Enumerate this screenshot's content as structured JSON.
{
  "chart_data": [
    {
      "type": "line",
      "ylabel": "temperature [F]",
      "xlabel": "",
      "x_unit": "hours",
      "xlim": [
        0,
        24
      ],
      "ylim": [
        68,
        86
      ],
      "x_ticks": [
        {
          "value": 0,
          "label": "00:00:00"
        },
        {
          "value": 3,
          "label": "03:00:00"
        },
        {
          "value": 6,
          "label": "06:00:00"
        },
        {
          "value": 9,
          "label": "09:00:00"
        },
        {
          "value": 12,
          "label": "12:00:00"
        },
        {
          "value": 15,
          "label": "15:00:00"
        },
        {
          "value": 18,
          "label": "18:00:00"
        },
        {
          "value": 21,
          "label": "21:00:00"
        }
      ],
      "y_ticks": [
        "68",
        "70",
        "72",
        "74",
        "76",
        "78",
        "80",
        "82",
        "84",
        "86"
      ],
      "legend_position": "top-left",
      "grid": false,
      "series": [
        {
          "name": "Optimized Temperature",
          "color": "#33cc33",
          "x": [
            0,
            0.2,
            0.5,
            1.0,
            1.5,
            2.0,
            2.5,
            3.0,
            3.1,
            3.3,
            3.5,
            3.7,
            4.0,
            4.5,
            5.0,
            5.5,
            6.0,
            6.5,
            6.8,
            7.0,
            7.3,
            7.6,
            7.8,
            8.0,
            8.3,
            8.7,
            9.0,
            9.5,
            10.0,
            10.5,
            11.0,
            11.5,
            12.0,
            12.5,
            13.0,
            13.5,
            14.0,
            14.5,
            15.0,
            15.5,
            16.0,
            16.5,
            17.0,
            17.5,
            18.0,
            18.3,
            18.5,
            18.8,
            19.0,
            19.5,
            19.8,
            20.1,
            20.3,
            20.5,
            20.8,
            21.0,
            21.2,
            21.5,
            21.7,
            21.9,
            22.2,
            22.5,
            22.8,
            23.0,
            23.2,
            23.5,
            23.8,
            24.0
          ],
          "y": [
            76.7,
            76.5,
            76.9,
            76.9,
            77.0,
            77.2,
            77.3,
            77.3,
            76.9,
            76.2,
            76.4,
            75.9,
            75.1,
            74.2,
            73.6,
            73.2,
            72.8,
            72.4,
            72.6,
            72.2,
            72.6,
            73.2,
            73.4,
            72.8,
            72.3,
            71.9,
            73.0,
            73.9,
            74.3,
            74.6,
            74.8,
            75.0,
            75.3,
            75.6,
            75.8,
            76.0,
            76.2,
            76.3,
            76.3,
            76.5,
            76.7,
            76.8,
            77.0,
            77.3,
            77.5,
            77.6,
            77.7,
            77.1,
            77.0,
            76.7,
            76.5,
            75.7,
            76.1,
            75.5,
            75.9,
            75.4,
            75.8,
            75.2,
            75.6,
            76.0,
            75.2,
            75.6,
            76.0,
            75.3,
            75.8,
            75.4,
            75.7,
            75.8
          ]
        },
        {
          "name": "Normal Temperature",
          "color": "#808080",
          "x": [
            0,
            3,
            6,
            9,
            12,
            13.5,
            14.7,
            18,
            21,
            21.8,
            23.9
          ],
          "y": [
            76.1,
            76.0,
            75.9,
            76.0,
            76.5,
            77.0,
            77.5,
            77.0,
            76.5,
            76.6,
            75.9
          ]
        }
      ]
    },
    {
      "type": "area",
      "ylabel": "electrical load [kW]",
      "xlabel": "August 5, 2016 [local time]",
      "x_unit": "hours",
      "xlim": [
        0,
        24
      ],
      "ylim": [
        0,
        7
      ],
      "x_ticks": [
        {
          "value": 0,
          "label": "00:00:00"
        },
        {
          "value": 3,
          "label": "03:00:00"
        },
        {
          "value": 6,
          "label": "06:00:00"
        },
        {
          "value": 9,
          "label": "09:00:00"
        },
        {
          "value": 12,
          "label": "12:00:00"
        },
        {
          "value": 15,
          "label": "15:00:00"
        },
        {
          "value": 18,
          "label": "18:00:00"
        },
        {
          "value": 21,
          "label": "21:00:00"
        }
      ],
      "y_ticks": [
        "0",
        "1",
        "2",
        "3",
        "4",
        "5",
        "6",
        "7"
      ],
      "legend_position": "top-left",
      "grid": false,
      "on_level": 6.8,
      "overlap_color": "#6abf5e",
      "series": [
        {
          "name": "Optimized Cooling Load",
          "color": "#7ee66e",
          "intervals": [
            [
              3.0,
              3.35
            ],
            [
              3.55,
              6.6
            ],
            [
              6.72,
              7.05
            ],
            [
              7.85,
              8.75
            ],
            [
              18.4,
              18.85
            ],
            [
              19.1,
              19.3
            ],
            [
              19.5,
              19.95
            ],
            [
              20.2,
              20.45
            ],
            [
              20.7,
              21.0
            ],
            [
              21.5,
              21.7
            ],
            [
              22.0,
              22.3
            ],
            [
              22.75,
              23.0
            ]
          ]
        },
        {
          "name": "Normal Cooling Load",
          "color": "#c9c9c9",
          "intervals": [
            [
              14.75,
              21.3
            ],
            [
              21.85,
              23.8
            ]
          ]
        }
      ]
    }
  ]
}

» Task directions
Collect from the data above every line that includes "ylabel".

» Completed exercise
      "ylabel": "temperature [F]",
      "ylabel": "electrical load [kW]",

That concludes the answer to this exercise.